PROBLEM SET:
(1) Below, the reading on commodity value has a sentence that starts "Grain, canvas, a box of matches". List every product that sentence names as a product of human labor.
(2) Please set down word for word the stretch of the reading on commodity value from "The basis of equality" through "they are exchanged.".
(3) Pick up the reading on commodity value after its final sentence and carry it on.

TEXT TO READ:

>>>>>

(This educational material has been prepared as part of the course “The Political Economy of Capitalism”)
6. How the value of a commodity is determined.
We have established that the exchange value of a commodity is its ability to be exchanged for other commodities in a certain quantitative proportion. Let us suppose that a known quantity of a commodity, 20 kg of grain, is exchanged for a certain quantity of another commodity, 10 m of canvas. Naturally, the question arises: why exactly for 10, and not for 15 or for 5 m? What are the proportions of exchange based on?
Some bourgeois economists argue that the exchange of goods takes place on the basis of supply and demand. For example, the English economist G. D. MacLeod argued that “the relation between supply and demand is the only regulator of value”. How do they explain this? They say: if more grain is offered for exchange in the market than there is demand for it, the exchange value of the grain will decrease. To exchange 20 kilograms of grain would require less canvas, for example, not 10, but 7, or even less meters. And on the contrary, when there is a great demand for grain, but there is much less offered, the exchange value of grain increases, and then 20 kilograms of grain can be exchanged not for 10, but for 13-15 or even more meters of canvas.
No one disputes that supply and demand have some influence on exchange ratios. They have an influence, but they do not determine it; they do not create the exchange value of goods.
Let us imagine a situation where supply and demand for goods are equal, i.e. grain is offered in exactly the same amount in which it is demanded. In this case, the influence of supply and demand are mutually excluded. But one commodity is exchanged for another anyway in some definite proportion! On the basis of what is it established? Why is 20 kg. of grain exchanged for 10 m. of canvas, and not for another quantity? The theory of supply and demand cannot answer this.
There is another point of view, according to which the exchange operations are determined by the degree of usefulness of the thing, by the use value of the commodity. Thus, the Austrian economist E. Böhm-Bawerk wrote that “the value of a thing is measured by the value of the marginal utility of this thing”. At first glance, this interpretation may also seem correct and quite convincing: the more useful an object is, the more customers need it, the higher its price.
In reality, however, the utility of a thing cannot serve as the basis for proportions in the exchange of goods. If this were so, then the most necessary products for human life: bread, milk, etc. – would be the most expensive; they would require the most goods in exchange. However, this is not the case: there are many commodities that are less useful and less necessary for people than water and bread, but they are very expensive nonetheless.
A word of caution: this should not be understood in the sense that the most useful things are the cheapest. Clover hay as fodder is more useful than straw, but it is much more expensive than straw. There are many such examples. They all prove that there is not, and cannot be, an unambiguous direct causal relationship between the usefulness of a thing and its exchange value: some things are more useful and more expensive, while others are more useful, though cheaper.
What is the basis of the proportions in the exchange of goods? Why is 20 kg of grain equal to 10 m of canvas? With what and how are they equalized? There is no exchange without equality. The weaver takes 20 kilograms of grain, because they are equal to 10 meters of woven canvas.
The basis of equality cannot be the use value: after all grain and canvas are not homogeneous in their purpose; they satisfy different human needs. They are also incommensurable in quantity: the measure of grain is weight, and the measure of canvas is area (so many meters of length, so many meters of width). For two commodities to be exchanged, they must have something in common before they are exchanged.
Do they have something in common? Yes, they do. And that common thing is the labor expended in producing the commodity. Grain, canvas, a box of matches, a tractor, a needle, an airplane-all are products of human labor. The equality of two commodities, their exchange is possible only because these commodities embody, express the same amount of labour expended in their production.

<<<<<

Entries drawn from a collection:
>>>>>

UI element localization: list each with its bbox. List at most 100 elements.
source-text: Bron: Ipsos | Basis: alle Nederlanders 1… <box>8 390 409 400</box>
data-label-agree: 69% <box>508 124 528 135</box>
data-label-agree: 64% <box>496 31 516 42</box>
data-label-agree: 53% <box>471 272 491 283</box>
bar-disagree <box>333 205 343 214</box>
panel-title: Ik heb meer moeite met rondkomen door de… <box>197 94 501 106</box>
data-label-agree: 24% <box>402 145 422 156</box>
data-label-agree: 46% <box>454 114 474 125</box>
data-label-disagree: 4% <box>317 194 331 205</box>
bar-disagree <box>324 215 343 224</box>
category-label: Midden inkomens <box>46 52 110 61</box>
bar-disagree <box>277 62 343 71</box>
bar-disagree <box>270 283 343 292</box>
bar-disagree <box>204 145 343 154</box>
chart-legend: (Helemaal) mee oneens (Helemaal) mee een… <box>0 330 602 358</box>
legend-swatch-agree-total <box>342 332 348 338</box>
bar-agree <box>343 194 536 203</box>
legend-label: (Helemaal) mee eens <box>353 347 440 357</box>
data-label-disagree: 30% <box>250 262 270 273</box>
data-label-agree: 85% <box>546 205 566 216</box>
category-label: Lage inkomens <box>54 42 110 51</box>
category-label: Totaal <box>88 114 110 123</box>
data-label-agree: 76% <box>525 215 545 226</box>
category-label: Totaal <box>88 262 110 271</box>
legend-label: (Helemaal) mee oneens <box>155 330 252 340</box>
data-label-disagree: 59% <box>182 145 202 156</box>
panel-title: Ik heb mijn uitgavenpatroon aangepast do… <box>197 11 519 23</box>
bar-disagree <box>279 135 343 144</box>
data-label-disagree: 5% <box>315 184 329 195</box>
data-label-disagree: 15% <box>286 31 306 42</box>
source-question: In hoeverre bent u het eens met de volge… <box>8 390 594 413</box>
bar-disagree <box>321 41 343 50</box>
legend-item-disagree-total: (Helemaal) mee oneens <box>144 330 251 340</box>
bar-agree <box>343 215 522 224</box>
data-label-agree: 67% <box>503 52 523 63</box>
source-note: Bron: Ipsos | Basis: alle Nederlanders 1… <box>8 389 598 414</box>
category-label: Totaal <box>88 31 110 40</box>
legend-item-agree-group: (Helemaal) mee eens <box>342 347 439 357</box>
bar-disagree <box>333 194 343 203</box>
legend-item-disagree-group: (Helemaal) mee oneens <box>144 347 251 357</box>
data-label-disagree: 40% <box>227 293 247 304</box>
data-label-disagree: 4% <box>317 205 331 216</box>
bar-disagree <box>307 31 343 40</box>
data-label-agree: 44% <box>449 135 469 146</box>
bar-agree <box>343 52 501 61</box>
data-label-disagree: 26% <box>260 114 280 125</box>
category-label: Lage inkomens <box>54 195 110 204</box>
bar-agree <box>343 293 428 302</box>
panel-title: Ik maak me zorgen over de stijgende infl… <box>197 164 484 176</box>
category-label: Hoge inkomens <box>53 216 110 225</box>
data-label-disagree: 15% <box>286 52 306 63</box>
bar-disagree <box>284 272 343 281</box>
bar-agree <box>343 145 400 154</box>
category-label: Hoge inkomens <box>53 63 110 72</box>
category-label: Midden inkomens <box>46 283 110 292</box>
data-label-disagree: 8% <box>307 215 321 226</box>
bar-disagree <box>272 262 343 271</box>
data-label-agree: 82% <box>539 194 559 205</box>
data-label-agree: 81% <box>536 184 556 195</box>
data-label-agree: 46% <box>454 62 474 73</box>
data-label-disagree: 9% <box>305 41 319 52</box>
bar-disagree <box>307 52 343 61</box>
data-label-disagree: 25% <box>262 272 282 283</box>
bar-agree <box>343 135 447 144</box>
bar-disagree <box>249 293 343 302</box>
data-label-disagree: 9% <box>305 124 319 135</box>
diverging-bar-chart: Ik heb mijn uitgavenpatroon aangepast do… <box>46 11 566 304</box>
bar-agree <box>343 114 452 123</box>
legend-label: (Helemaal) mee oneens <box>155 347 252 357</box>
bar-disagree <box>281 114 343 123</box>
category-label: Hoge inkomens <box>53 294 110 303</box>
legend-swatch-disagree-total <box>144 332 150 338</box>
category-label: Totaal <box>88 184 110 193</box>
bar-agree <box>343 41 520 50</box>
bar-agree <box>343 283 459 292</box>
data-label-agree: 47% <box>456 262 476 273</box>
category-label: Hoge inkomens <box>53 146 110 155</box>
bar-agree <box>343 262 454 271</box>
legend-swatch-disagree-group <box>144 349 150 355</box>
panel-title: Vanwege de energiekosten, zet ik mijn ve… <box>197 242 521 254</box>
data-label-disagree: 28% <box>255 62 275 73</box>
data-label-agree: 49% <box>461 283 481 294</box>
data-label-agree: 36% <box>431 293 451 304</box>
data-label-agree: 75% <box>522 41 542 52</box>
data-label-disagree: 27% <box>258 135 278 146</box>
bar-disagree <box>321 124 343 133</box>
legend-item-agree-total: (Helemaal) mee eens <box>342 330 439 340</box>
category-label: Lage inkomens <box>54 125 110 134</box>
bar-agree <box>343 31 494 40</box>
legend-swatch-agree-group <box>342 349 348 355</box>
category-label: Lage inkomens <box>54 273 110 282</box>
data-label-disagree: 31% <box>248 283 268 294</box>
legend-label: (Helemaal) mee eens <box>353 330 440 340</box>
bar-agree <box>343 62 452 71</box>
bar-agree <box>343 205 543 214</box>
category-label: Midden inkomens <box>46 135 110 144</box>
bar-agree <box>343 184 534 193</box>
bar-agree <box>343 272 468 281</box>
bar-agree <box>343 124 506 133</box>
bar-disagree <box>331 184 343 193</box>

<<<<<

THE RESULTS:
(1) grain, canvas, a box of matches, a tractor, a needle, an airplane

(2)
The basis of equality cannot be the use value: after all grain and canvas are not homogeneous in their purpose; they satisfy different human needs. They are also incommensurable in quantity: the measure of grain is weight, and the measure of canvas is area (so many meters of length, so many meters of width). For two commodities to be exchanged, they must have something in common before they are exchanged.

(3)
The labor embodied in the commodity forms its value. We are talking, of course, of all the labor expended at all stages of production. For example, the value of grain grown by a farmer embodies the labor of mechanical engineers (tractors, combines, etc.), chemists (fertilizers), miners (fuel) and many other workers.
It is necessary to consider this special characteristic of value. Consumption value embodies the manifold natural properties of commodities, while value is an expression of the social, socio-economic properties of commodities.
The source of commodity value, as we have already established, is labor. The amount of value directly depends on the amount of labor input. In the past, for example, the production of aluminum took an enormous amount of labor and was worth more than gold. Later, when they learned how to produce aluminum with less labor, it became incomparably cheaper than gold. The same is true of iron. In ancient times, when iron was extremely difficult to work, arming a warrior cost more than 100 oxen. Later, when they mastered the production and processing of iron, each piece of armor began to require less and less labor, and iron became much cheaper. Thus, the less labor is invested, the less the cost of goods is, and vice versa.
In a subsistence economy, products are also created by labor, but they are consumed by the producers themselves. Therefore there is no need to measure products because they do not need to be exchanged: the products of a subsistence economy do not become commodities and have no value, although labor is expended on them.
In a commodity economy, based on private ownership of the means of production, the commodity producers work separately, but the labor of each of them is connected by thousands of threads with the labor of the others.
The shoemaker, for example, buys leather from the tanner, knives, awls, hammers and other tools necessary for sewing boots from the tool maker, thread and cloth from a third commodity producer, etc. In addition to these direct connections, there are many indirect ones.
As can be seen from our example, the labor of any commodity producer is both individual labor and part of social labor. The shoemaker’s labor, though isolated, is nevertheless needed by society, and from this point of view it is a part of social labor. But the connection of this kind of labor with the labor of other commodity producers is discovered only already at the marketplace. Before the shoemaker brings his goods to the market, he sews them at his own risk, not knowing whether anyone needs them.
The connection between producers, which already exists in the process of producing goods, does not manifest itself immediately, not directly, but in a roundabout way, through exchange. In the market, in the process of buying and selling, boots are equated with other commodities and thus the social nature of the shoemaker’s labor is revealed.
What conclusions can be drawn from the above?
First, value is not simply the cost of labor, but the cost of social labour of the commodity producer embodied in the commodity.
Second, the relations between people in the process of production, exchange and consumption of goods, the productive relations of commodity producers, are expressed in the value of goods.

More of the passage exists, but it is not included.